_APPLY WHAT YOU READ_:
1. Return the passage of the article about Taysir from "Saturday, 5 June" up to and including "him partially paralysed.", copied word for word.
2. According to the article about Taysir, what happened to him during delivery?
3. Continue the article about Taysir from its last sentence.

------ READING PASSAGE

Saturday, 5 June 2010
Their severely disabled son, Taysir, requires round-the-clock care. Neither Ramzi nor his wife can leave the five-year-old for longer than an hour. Part-asphyxiated during delivery, the boy suffers from an acute neurological disorder. He is unable to talk properly, suffers spasms and anti-convulsant medication has left him partially paralysed.
If his parents could only get him to Germany, or even just across the border to Israel, he would be able to get the specialist medical care that doctors say could lead to a full recovery. Ramzi has repeatedly appealed to the Israeli authorities to allow his son out of the tiny coastal enclave, but has been refused each time.

------------
------ STUDY MATERIAL

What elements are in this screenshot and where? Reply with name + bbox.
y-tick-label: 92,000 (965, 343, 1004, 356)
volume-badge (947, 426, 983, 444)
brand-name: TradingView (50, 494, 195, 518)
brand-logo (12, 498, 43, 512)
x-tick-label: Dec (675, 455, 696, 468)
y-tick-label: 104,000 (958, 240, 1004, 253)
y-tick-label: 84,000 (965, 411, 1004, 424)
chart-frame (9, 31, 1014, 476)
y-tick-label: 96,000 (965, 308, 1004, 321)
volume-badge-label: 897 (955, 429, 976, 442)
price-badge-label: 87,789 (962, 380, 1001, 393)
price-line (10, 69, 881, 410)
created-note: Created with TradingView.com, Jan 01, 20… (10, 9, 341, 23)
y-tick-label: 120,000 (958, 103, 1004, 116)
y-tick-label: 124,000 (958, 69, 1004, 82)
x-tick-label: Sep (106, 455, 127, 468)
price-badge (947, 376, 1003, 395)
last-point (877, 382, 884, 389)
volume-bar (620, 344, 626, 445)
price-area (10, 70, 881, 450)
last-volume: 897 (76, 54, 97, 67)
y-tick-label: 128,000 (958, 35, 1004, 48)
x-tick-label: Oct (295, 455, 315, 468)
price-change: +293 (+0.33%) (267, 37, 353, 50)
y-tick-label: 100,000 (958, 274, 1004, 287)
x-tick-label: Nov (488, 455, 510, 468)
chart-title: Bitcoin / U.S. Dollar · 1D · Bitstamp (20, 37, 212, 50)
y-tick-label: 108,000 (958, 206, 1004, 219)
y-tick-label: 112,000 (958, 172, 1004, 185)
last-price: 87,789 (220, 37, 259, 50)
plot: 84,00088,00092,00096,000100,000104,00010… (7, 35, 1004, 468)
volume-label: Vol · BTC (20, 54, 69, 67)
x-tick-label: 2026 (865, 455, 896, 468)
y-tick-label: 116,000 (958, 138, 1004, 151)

------------

_SOLVED PROBLEMS_:
1.
Saturday, 5 June 2010
Their severely disabled son, Taysir, requires round-the-clock care. Neither Ramzi nor his wife can leave the five-year-old for longer than an hour. Part-asphyxiated during delivery, the boy suffers from an acute neurological disorder. He is unable to talk properly, suffers spasms and anti-convulsant medication has left him partially paralysed.

2. He was part-asphyxiated.

3.
"My son is the one paying the price of this blockade, nobody else," his 37-year-old father said, sitting in a tiny flat in Gaza's Jabaliya refugee camp. "We can't do anything for him right now: we don't have the medicine."
Three years after Israel and Egypt virtually sealed their borders with Gaza in a bid to weaken the Islamist movement Hamas, the Palestinian residents of the Gaza Strip are deep in despair. Militarily, Israel can boast of success. Hamas, isolated by the siege and cowed by a devastating 22-day military offensive at the end of 2008 that killed 1,400 Palestinians, does not fire many rockets these days at Israel.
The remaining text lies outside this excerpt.